(Data listing)
:::::

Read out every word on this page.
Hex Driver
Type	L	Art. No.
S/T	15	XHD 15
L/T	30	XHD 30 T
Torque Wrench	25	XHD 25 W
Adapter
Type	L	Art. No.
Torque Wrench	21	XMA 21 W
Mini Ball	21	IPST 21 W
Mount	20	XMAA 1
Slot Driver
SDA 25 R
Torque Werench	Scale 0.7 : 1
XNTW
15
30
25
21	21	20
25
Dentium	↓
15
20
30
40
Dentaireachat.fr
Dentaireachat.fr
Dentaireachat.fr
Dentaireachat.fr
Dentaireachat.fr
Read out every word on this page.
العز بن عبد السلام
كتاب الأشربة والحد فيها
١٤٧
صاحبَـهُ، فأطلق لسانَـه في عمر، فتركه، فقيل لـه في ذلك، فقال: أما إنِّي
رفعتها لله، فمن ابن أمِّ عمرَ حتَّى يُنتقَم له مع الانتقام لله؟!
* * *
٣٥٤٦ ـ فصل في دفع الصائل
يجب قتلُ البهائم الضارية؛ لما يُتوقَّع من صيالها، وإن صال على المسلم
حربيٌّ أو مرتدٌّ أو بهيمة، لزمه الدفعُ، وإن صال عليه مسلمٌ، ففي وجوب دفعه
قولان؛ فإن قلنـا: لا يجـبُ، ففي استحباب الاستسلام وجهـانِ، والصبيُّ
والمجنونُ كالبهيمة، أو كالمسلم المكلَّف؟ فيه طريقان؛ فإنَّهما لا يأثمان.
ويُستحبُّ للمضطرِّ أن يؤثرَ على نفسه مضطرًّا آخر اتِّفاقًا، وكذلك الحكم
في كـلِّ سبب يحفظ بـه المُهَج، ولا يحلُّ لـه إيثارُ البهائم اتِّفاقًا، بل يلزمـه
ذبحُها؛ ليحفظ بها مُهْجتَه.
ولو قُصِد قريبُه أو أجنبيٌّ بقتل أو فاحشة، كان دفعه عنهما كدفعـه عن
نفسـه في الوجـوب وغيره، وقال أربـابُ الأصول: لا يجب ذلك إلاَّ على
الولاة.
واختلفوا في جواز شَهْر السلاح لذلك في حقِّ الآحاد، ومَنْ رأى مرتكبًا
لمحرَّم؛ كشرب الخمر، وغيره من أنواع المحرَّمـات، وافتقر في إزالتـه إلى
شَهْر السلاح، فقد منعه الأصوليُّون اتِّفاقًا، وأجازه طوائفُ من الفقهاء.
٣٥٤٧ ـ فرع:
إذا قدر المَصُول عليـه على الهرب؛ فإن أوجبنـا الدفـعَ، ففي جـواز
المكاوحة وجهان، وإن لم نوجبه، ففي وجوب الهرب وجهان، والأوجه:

:::::

Each record above should be output again exactly.

Read out every word on this page.
Hex Driver
Type	L	Art. No.
S/T	15	XHD 15
L/T	30	XHD 30 T
Torque Wrench	25	XHD 25 W
Adapter
Type	L	Art. No.
Torque Wrench	21	XMA 21 W
Mini Ball	21	IPST 21 W
Mount	20	XMAA 1
Slot Driver
SDA 25 R
Torque Werench	Scale 0.7 : 1
XNTW
15
30
25
21	21	20
25
Dentium	↓
15
20
30
40
Dentaireachat.fr
Dentaireachat.fr
Dentaireachat.fr
Dentaireachat.fr
Dentaireachat.fr
Read out every word on this page.
العز بن عبد السلام
كتاب الأشربة والحد فيها
١٤٧
صاحبَـهُ، فأطلق لسانَـه في عمر، فتركه، فقيل لـه في ذلك، فقال: أما إنِّي
رفعتها لله، فمن ابن أمِّ عمرَ حتَّى يُنتقَم له مع الانتقام لله؟!
* * *
٣٥٤٦ ـ فصل في دفع الصائل
يجب قتلُ البهائم الضارية؛ لما يُتوقَّع من صيالها، وإن صال على المسلم
حربيٌّ أو مرتدٌّ أو بهيمة، لزمه الدفعُ، وإن صال عليه مسلمٌ، ففي وجوب دفعه
قولان؛ فإن قلنـا: لا يجـبُ، ففي استحباب الاستسلام وجهـانِ، والصبيُّ
والمجنونُ كالبهيمة، أو كالمسلم المكلَّف؟ فيه طريقان؛ فإنَّهما لا يأثمان.
ويُستحبُّ للمضطرِّ أن يؤثرَ على نفسه مضطرًّا آخر اتِّفاقًا، وكذلك الحكم
في كـلِّ سبب يحفظ بـه المُهَج، ولا يحلُّ لـه إيثارُ البهائم اتِّفاقًا، بل يلزمـه
ذبحُها؛ ليحفظ بها مُهْجتَه.
ولو قُصِد قريبُه أو أجنبيٌّ بقتل أو فاحشة، كان دفعه عنهما كدفعـه عن
نفسـه في الوجـوب وغيره، وقال أربـابُ الأصول: لا يجب ذلك إلاَّ على
الولاة.
واختلفوا في جواز شَهْر السلاح لذلك في حقِّ الآحاد، ومَنْ رأى مرتكبًا
لمحرَّم؛ كشرب الخمر، وغيره من أنواع المحرَّمـات، وافتقر في إزالتـه إلى
شَهْر السلاح، فقد منعه الأصوليُّون اتِّفاقًا، وأجازه طوائفُ من الفقهاء.
٣٥٤٧ ـ فرع:
إذا قدر المَصُول عليـه على الهرب؛ فإن أوجبنـا الدفـعَ، ففي جـواز
المكاوحة وجهان، وإن لم نوجبه، ففي وجوب الهرب وجهان، والأوجه:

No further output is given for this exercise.